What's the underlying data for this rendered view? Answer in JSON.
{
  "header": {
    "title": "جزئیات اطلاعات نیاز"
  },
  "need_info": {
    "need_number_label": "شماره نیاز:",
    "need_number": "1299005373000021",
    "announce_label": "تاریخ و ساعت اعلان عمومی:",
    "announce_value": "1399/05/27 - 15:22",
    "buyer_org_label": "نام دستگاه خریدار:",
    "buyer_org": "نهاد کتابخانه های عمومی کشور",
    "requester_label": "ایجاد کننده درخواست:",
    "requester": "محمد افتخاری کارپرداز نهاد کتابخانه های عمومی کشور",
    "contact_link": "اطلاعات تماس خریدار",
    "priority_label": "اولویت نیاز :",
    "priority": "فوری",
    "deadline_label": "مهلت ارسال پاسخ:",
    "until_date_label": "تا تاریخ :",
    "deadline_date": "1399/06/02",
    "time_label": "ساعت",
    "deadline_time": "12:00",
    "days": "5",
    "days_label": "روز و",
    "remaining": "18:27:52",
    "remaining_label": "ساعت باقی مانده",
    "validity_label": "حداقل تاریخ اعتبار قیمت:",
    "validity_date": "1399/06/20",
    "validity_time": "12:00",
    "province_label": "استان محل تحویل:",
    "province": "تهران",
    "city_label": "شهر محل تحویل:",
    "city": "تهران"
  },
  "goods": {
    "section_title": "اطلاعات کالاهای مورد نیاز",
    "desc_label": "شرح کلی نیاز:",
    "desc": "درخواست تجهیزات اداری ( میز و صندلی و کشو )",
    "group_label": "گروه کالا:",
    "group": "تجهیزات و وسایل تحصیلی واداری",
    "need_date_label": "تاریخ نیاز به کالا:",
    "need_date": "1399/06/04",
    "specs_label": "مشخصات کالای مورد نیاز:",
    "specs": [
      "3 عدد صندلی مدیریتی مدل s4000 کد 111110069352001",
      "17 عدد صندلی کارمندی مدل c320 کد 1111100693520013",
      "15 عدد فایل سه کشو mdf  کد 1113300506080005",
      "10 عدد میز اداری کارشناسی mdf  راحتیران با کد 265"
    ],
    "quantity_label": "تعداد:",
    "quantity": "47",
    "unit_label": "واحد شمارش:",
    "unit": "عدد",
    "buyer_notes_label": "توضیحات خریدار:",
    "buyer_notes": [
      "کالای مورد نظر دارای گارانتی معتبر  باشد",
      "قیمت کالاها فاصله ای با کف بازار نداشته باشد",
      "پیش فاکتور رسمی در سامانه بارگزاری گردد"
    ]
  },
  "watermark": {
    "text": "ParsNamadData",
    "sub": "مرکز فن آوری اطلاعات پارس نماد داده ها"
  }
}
━━━━━━━━━━━━━━━━
Reproduce the entries above in full by retyping them exactly.

Output below:
What's the underlying data for this rendered view? Answer in JSON.
{
  "header": {
    "title": "جزئیات اطلاعات نیاز"
  },
  "need_info": {
    "need_number_label": "شماره نیاز:",
    "need_number": "1299005373000021",
    "announce_label": "تاریخ و ساعت اعلان عمومی:",
    "announce_value": "1399/05/27 - 15:22",
    "buyer_org_label": "نام دستگاه خریدار:",
    "buyer_org": "نهاد کتابخانه های عمومی کشور",
    "requester_label": "ایجاد کننده درخواست:",
    "requester": "محمد افتخاری کارپرداز نهاد کتابخانه های عمومی کشور",
    "contact_link": "اطلاعات تماس خریدار",
    "priority_label": "اولویت نیاز :",
    "priority": "فوری",
    "deadline_label": "مهلت ارسال پاسخ:",
    "until_date_label": "تا تاریخ :",
    "deadline_date": "1399/06/02",
    "time_label": "ساعت",
    "deadline_time": "12:00",
    "days": "5",
    "days_label": "روز و",
    "remaining": "18:27:52",
    "remaining_label": "ساعت باقی مانده",
    "validity_label": "حداقل تاریخ اعتبار قیمت:",
    "validity_date": "1399/06/20",
    "validity_time": "12:00",
    "province_label": "استان محل تحویل:",
    "province": "تهران",
    "city_label": "شهر محل تحویل:",
    "city": "تهران"
  },
  "goods": {
    "section_title": "اطلاعات کالاهای مورد نیاز",
    "desc_label": "شرح کلی نیاز:",
    "desc": "درخواست تجهیزات اداری ( میز و صندلی و کشو )",
    "group_label": "گروه کالا:",
    "group": "تجهیزات و وسایل تحصیلی واداری",
    "need_date_label": "تاریخ نیاز به کالا:",
    "need_date": "1399/06/04",
    "specs_label": "مشخصات کالای مورد نیاز:",
    "specs": [
      "3 عدد صندلی مدیریتی مدل s4000 کد 111110069352001",
      "17 عدد صندلی کارمندی مدل c320 کد 1111100693520013",
      "15 عدد فایل سه کشو mdf  کد 1113300506080005",
      "10 عدد میز اداری کارشناسی mdf  راحتیران با کد 265"
    ],
    "quantity_label": "تعداد:",
    "quantity": "47",
    "unit_label": "واحد شمارش:",
    "unit": "عدد",
    "buyer_notes_label": "توضیحات خریدار:",
    "buyer_notes": [
      "کالای مورد نظر دارای گارانتی معتبر  باشد",
      "قیمت کالاها فاصله ای با کف بازار نداشته باشد",
      "پیش فاکتور رسمی در سامانه بارگزاری گردد"
    ]
  },
  "watermark": {
    "text": "ParsNamadData",
    "sub": "مرکز فن آوری اطلاعات پارس نماد داده ها"
  }
}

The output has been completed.